TASK DESCRIPTION
Write the records below out again exactly as given, with no images.
+++ DATA SHOWN +++
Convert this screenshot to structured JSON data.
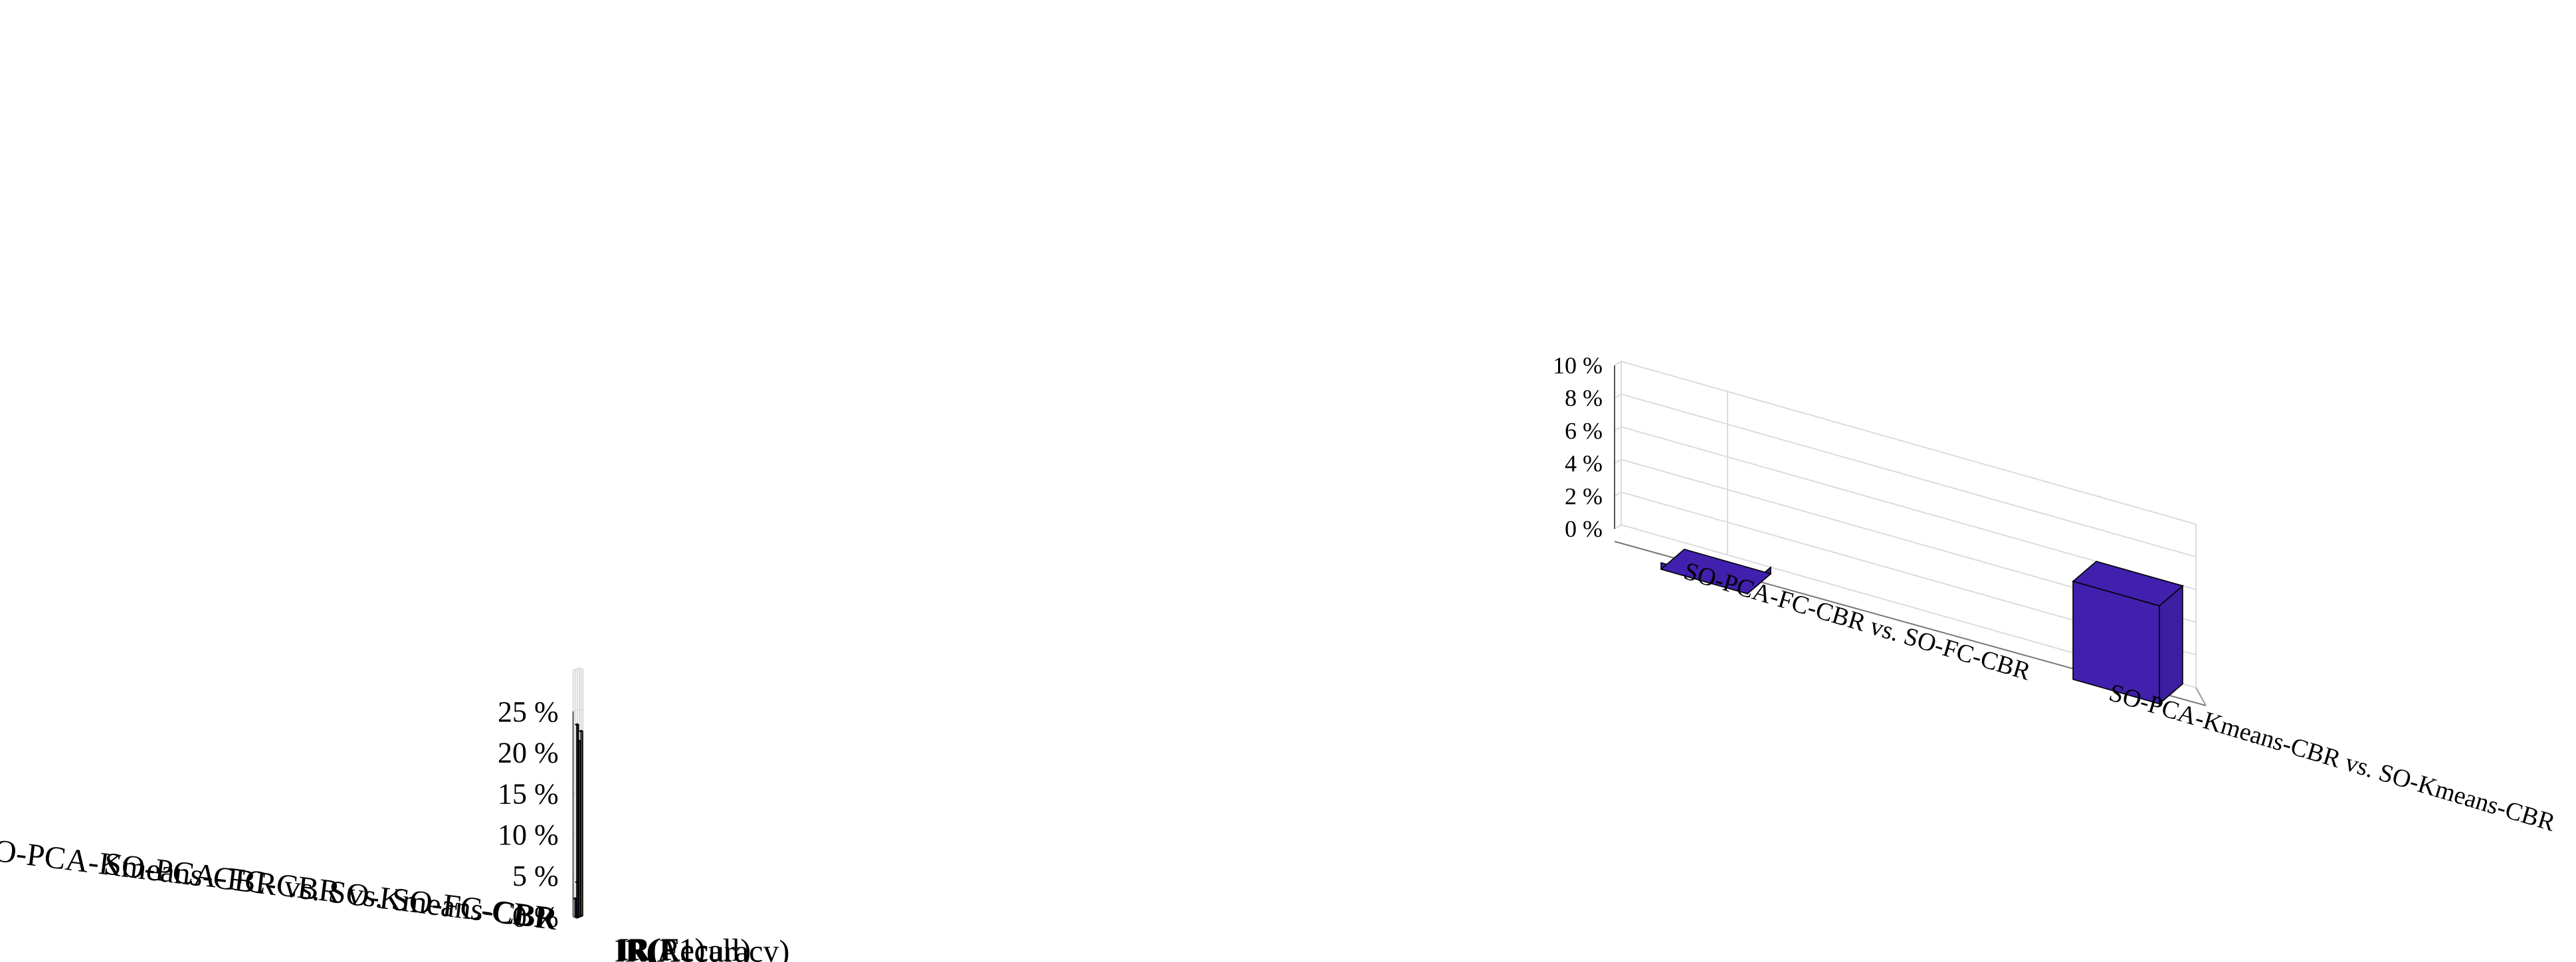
{
  "chart_data": [
    {
      "type": "bar3d",
      "rows": [
        "SO-PCA-FC-CBR vs. SO-FC-CBR",
        "SO-PCA-Kmeans-CBR vs. SO-Kmeans-CBR"
      ],
      "columns": [
        "IR(Accuracy)",
        "IR(Recall)",
        "IR(F1)"
      ],
      "values": [
        [
          2.2,
          4.1,
          4.9
        ],
        [
          23.5,
          21.4,
          22.5
        ]
      ],
      "zlim": [
        0,
        25
      ],
      "zticks": [
        "0 %",
        "5 %",
        "10 %",
        "15 %",
        "20 %",
        "25 %"
      ],
      "grid": true,
      "colors": {
        "IR(Accuracy)": "#4020ac",
        "IR(Recall)": "#00bdb7",
        "IR(F1)": "#f8fa0e"
      }
    },
    {
      "type": "bar3d",
      "categories": [
        "SO-PCA-FC-CBR vs. SO-FC-CBR",
        "SO-PCA-Kmeans-CBR vs. SO-Kmeans-CBR"
      ],
      "values": [
        -0.4,
        6.0
      ],
      "zlim": [
        0,
        10
      ],
      "zticks": [
        "0 %",
        "2 %",
        "4 %",
        "6 %",
        "8 %",
        "10 %"
      ],
      "grid": true,
      "colors": {
        "bar": "#4020ac"
      }
    }
  ]
}
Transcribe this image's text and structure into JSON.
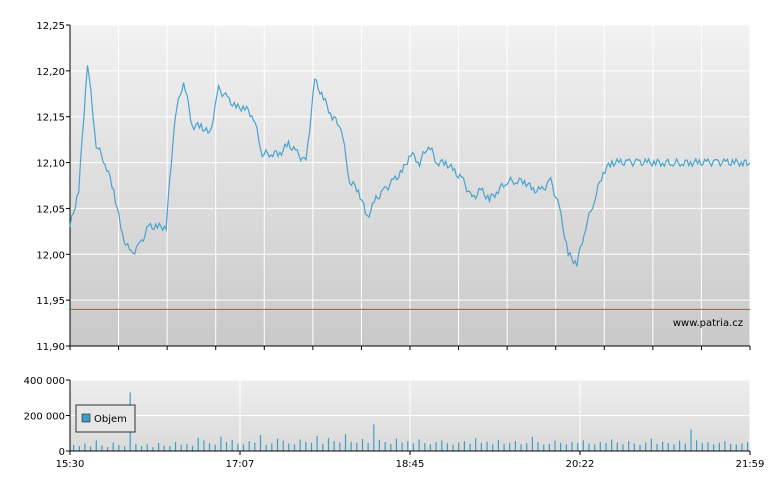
+++
RESULT OF THE EXERCISE
Convert this screenshot to structured JSON data.
{
  "chart_data": [
    {
      "type": "bar3d",
      "rows": [
        "SO-PCA-FC-CBR vs. SO-FC-CBR",
        "SO-PCA-Kmeans-CBR vs. SO-Kmeans-CBR"
      ],
      "columns": [
        "IR(Accuracy)",
        "IR(Recall)",
        "IR(F1)"
      ],
      "values": [
        [
          2.2,
          4.1,
          4.9
        ],
        [
          23.5,
          21.4,
          22.5
        ]
      ],
      "zlim": [
        0,
        25
      ],
      "zticks": [
        "0 %",
        "5 %",
        "10 %",
        "15 %",
        "20 %",
        "25 %"
      ],
      "grid": true,
      "colors": {
        "IR(Accuracy)": "#4020ac",
        "IR(Recall)": "#00bdb7",
        "IR(F1)": "#f8fa0e"
      }
    },
    {
      "type": "bar3d",
      "categories": [
        "SO-PCA-FC-CBR vs. SO-FC-CBR",
        "SO-PCA-Kmeans-CBR vs. SO-Kmeans-CBR"
      ],
      "values": [
        -0.4,
        6.0
      ],
      "zlim": [
        0,
        10
      ],
      "zticks": [
        "0 %",
        "2 %",
        "4 %",
        "6 %",
        "8 %",
        "10 %"
      ],
      "grid": true,
      "colors": {
        "bar": "#4020ac"
      }
    }
  ]
}
Transcribe this image's text and structure into JSON.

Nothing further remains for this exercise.